Your objective: Output every line of the data exactly as it appears.

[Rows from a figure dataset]

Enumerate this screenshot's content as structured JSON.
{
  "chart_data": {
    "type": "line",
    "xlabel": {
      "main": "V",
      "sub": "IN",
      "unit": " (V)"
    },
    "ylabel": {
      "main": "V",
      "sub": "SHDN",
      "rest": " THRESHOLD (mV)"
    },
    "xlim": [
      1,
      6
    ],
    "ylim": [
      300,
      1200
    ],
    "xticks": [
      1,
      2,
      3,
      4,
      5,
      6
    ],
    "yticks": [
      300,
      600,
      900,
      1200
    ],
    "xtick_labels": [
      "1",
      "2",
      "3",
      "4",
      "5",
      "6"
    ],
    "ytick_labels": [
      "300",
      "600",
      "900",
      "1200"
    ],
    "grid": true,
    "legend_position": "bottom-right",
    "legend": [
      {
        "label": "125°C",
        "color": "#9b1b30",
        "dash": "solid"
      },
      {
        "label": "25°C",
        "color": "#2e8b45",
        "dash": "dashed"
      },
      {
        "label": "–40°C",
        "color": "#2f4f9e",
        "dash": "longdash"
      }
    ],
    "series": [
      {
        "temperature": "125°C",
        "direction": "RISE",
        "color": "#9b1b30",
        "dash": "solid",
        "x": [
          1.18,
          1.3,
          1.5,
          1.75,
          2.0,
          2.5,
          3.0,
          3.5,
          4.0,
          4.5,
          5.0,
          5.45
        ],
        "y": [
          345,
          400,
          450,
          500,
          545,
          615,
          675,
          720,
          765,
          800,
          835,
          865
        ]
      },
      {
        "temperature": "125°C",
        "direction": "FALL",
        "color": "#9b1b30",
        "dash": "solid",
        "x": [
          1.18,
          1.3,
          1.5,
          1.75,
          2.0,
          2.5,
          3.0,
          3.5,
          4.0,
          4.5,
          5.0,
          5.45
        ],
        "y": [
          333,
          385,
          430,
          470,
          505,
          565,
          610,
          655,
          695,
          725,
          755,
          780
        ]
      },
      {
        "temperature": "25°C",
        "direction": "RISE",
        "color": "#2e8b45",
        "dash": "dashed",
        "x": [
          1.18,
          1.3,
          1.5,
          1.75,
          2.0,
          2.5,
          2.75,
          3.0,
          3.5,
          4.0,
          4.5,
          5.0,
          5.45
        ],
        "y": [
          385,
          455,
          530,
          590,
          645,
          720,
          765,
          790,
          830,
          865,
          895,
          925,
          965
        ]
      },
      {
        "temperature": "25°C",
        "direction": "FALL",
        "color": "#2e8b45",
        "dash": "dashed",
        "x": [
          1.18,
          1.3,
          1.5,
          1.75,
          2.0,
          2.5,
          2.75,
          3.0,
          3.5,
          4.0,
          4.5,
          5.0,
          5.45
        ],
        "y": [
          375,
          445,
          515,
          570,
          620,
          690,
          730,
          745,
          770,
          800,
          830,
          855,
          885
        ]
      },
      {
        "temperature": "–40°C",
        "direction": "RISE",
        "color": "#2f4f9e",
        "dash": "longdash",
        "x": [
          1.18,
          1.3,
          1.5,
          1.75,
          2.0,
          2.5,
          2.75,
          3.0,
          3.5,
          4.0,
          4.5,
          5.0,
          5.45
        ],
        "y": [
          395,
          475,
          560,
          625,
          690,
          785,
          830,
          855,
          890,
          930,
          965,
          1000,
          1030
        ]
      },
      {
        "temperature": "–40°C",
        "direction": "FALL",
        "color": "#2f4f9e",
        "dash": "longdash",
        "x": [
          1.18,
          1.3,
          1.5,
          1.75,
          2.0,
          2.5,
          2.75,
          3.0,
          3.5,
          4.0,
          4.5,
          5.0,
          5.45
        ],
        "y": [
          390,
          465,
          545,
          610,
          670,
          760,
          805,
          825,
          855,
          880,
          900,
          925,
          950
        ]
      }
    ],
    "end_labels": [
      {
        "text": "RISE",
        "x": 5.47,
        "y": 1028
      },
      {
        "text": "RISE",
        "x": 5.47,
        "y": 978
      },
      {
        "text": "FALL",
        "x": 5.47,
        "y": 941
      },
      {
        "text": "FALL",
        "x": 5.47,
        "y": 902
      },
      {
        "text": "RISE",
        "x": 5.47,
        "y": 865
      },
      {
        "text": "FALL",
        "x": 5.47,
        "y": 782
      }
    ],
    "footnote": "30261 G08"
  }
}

Output for this task:
Enumerate this screenshot's content as structured JSON.
{
  "chart_data": {
    "type": "line",
    "xlabel": {
      "main": "V",
      "sub": "IN",
      "unit": " (V)"
    },
    "ylabel": {
      "main": "V",
      "sub": "SHDN",
      "rest": " THRESHOLD (mV)"
    },
    "xlim": [
      1,
      6
    ],
    "ylim": [
      300,
      1200
    ],
    "xticks": [
      1,
      2,
      3,
      4,
      5,
      6
    ],
    "yticks": [
      300,
      600,
      900,
      1200
    ],
    "xtick_labels": [
      "1",
      "2",
      "3",
      "4",
      "5",
      "6"
    ],
    "ytick_labels": [
      "300",
      "600",
      "900",
      "1200"
    ],
    "grid": true,
    "legend_position": "bottom-right",
    "legend": [
      {
        "label": "125°C",
        "color": "#9b1b30",
        "dash": "solid"
      },
      {
        "label": "25°C",
        "color": "#2e8b45",
        "dash": "dashed"
      },
      {
        "label": "–40°C",
        "color": "#2f4f9e",
        "dash": "longdash"
      }
    ],
    "series": [
      {
        "temperature": "125°C",
        "direction": "RISE",
        "color": "#9b1b30",
        "dash": "solid",
        "x": [
          1.18,
          1.3,
          1.5,
          1.75,
          2.0,
          2.5,
          3.0,
          3.5,
          4.0,
          4.5,
          5.0,
          5.45
        ],
        "y": [
          345,
          400,
          450,
          500,
          545,
          615,
          675,
          720,
          765,
          800,
          835,
          865
        ]
      },
      {
        "temperature": "125°C",
        "direction": "FALL",
        "color": "#9b1b30",
        "dash": "solid",
        "x": [
          1.18,
          1.3,
          1.5,
          1.75,
          2.0,
          2.5,
          3.0,
          3.5,
          4.0,
          4.5,
          5.0,
          5.45
        ],
        "y": [
          333,
          385,
          430,
          470,
          505,
          565,
          610,
          655,
          695,
          725,
          755,
          780
        ]
      },
      {
        "temperature": "25°C",
        "direction": "RISE",
        "color": "#2e8b45",
        "dash": "dashed",
        "x": [
          1.18,
          1.3,
          1.5,
          1.75,
          2.0,
          2.5,
          2.75,
          3.0,
          3.5,
          4.0,
          4.5,
          5.0,
          5.45
        ],
        "y": [
          385,
          455,
          530,
          590,
          645,
          720,
          765,
          790,
          830,
          865,
          895,
          925,
          965
        ]
      },
      {
        "temperature": "25°C",
        "direction": "FALL",
        "color": "#2e8b45",
        "dash": "dashed",
        "x": [
          1.18,
          1.3,
          1.5,
          1.75,
          2.0,
          2.5,
          2.75,
          3.0,
          3.5,
          4.0,
          4.5,
          5.0,
          5.45
        ],
        "y": [
          375,
          445,
          515,
          570,
          620,
          690,
          730,
          745,
          770,
          800,
          830,
          855,
          885
        ]
      },
      {
        "temperature": "–40°C",
        "direction": "RISE",
        "color": "#2f4f9e",
        "dash": "longdash",
        "x": [
          1.18,
          1.3,
          1.5,
          1.75,
          2.0,
          2.5,
          2.75,
          3.0,
          3.5,
          4.0,
          4.5,
          5.0,
          5.45
        ],
        "y": [
          395,
          475,
          560,
          625,
          690,
          785,
          830,
          855,
          890,
          930,
          965,
          1000,
          1030
        ]
      },
      {
        "temperature": "–40°C",
        "direction": "FALL",
        "color": "#2f4f9e",
        "dash": "longdash",
        "x": [
          1.18,
          1.3,
          1.5,
          1.75,
          2.0,
          2.5,
          2.75,
          3.0,
          3.5,
          4.0,
          4.5,
          5.0,
          5.45
        ],
        "y": [
          390,
          465,
          545,
          610,
          670,
          760,
          805,
          825,
          855,
          880,
          900,
          925,
          950
        ]
      }
    ],
    "end_labels": [
      {
        "text": "RISE",
        "x": 5.47,
        "y": 1028
      },
      {
        "text": "RISE",
        "x": 5.47,
        "y": 978
      },
      {
        "text": "FALL",
        "x": 5.47,
        "y": 941
      },
      {
        "text": "FALL",
        "x": 5.47,
        "y": 902
      },
      {
        "text": "RISE",
        "x": 5.47,
        "y": 865
      },
      {
        "text": "FALL",
        "x": 5.47,
        "y": 782
      }
    ],
    "footnote": "30261 G08"
  }
}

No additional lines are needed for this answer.